## What is expected
Convert the part of the items that opens with the line containing "List each element" and closes with the line containing "141, 646, 153]", both ends included, into a JSON list of strings with one string per line and blank lines left out.

## BEGIN

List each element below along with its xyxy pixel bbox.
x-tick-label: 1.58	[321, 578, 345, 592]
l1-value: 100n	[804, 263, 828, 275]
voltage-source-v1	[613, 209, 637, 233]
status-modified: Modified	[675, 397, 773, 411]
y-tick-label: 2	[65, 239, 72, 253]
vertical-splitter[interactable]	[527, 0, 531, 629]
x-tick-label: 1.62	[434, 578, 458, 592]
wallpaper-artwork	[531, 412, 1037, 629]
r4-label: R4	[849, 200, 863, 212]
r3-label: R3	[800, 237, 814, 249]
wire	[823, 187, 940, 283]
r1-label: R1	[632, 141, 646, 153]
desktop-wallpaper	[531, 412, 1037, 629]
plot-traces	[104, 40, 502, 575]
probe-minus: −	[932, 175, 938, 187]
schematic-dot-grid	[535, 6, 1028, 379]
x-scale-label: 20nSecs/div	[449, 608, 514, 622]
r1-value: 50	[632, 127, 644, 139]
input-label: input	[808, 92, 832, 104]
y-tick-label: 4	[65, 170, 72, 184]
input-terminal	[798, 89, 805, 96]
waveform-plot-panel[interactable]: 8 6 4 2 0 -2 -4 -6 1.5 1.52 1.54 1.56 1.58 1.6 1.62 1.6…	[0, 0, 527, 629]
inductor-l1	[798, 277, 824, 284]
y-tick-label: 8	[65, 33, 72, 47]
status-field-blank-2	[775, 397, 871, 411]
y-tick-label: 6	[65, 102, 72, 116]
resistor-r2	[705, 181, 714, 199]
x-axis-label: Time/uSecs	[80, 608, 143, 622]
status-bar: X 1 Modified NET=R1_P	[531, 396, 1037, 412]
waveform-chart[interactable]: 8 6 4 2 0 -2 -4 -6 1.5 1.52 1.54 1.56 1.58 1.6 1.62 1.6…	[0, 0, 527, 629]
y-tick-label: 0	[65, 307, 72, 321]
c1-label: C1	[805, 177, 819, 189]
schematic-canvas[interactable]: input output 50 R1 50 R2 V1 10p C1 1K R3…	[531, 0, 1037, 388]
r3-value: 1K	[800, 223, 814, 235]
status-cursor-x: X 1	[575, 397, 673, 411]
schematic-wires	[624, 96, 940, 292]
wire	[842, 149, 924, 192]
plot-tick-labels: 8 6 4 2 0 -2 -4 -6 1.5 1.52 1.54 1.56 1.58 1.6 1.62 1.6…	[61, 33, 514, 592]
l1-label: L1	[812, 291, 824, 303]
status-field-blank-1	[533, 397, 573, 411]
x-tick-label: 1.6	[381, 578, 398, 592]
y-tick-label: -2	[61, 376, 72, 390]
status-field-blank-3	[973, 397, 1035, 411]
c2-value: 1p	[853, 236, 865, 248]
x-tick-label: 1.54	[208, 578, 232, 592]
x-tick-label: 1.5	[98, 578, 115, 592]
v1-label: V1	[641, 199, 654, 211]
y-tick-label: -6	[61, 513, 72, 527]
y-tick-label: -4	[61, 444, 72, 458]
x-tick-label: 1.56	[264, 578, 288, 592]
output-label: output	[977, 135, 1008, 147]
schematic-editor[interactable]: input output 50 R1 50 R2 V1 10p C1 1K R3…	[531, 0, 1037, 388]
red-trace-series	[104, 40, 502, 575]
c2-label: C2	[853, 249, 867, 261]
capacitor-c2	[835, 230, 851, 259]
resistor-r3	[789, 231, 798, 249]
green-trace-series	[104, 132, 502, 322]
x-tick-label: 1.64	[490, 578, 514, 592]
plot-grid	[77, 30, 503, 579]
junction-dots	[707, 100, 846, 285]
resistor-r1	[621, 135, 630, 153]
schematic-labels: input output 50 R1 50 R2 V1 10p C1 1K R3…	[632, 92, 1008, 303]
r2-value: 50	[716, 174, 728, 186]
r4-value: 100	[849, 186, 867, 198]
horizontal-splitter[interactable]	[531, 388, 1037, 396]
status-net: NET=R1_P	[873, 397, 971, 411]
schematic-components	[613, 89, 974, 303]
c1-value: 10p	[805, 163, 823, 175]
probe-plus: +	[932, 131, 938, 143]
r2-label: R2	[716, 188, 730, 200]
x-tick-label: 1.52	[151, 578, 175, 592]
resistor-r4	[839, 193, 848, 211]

## END
## BEGIN

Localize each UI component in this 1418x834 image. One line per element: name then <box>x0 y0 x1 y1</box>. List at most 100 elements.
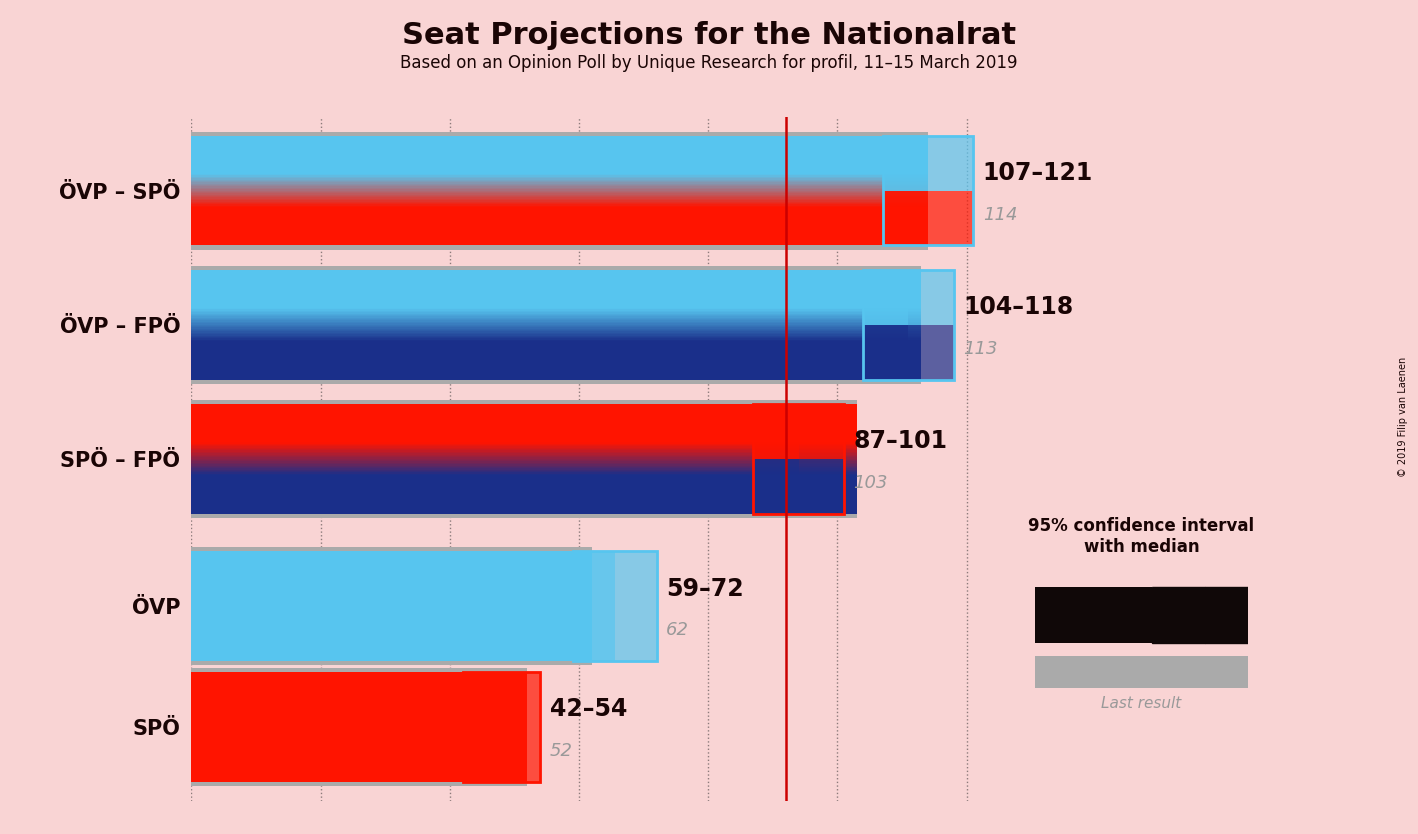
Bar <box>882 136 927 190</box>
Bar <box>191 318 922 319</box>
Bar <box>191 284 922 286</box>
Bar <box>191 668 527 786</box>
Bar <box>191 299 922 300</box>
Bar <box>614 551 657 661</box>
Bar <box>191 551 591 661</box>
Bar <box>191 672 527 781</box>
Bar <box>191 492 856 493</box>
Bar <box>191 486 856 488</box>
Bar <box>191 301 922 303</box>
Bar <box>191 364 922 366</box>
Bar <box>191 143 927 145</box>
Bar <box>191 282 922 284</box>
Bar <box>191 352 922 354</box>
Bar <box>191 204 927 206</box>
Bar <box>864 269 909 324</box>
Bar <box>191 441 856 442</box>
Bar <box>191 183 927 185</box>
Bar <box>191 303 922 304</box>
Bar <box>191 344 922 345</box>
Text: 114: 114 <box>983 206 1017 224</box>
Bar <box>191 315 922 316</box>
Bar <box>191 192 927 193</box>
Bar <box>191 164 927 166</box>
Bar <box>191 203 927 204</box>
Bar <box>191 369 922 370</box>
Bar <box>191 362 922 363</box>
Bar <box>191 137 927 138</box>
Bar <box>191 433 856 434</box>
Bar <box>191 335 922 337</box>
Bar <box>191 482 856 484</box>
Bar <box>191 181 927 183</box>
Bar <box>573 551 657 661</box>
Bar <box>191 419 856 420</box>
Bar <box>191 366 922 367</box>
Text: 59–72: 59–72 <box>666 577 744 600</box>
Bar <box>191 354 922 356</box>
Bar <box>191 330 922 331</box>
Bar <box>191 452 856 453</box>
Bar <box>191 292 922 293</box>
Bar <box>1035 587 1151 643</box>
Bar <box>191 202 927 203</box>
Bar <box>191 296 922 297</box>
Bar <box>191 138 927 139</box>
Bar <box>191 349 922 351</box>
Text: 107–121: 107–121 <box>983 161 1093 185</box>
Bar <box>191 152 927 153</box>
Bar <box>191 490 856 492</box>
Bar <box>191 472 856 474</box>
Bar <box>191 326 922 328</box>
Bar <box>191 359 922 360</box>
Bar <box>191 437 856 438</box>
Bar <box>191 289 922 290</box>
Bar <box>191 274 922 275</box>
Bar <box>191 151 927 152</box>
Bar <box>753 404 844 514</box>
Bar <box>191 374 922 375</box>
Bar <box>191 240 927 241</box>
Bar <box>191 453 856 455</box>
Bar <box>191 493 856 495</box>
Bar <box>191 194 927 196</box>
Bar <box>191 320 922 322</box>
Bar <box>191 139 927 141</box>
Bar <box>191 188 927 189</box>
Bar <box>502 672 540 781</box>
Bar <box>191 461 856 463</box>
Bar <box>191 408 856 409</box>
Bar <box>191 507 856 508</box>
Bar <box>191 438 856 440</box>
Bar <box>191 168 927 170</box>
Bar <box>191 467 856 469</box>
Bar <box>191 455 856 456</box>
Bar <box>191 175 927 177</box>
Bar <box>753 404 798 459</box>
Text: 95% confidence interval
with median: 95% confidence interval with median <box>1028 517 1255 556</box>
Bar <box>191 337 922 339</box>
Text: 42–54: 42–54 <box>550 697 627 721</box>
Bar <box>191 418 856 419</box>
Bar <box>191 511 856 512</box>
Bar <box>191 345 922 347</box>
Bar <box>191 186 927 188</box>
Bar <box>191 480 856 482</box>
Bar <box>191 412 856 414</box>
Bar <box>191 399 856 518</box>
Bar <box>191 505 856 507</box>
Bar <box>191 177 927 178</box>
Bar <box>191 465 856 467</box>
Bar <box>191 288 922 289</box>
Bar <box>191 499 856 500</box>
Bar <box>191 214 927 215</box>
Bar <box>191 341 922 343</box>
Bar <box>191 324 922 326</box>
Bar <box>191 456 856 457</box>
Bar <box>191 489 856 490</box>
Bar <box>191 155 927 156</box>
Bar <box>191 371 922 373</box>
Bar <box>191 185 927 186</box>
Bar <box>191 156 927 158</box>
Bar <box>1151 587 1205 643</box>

## END

## The solution
[
  "List each element below along with its xyxy pixel bbox.",
  "x-tick-label: 1.58\t[321, 578, 345, 592]",
  "l1-value: 100n\t[804, 263, 828, 275]",
  "voltage-source-v1\t[613, 209, 637, 233]",
  "status-modified: Modified\t[675, 397, 773, 411]",
  "y-tick-label: 2\t[65, 239, 72, 253]",
  "vertical-splitter[interactable]\t[527, 0, 531, 629]",
  "x-tick-label: 1.62\t[434, 578, 458, 592]",
  "wallpaper-artwork\t[531, 412, 1037, 629]",
  "r4-label: R4\t[849, 200, 863, 212]",
  "r3-label: R3\t[800, 237, 814, 249]",
  "wire\t[823, 187, 940, 283]",
  "r1-label: R1\t[632, 141, 646, 153]"
]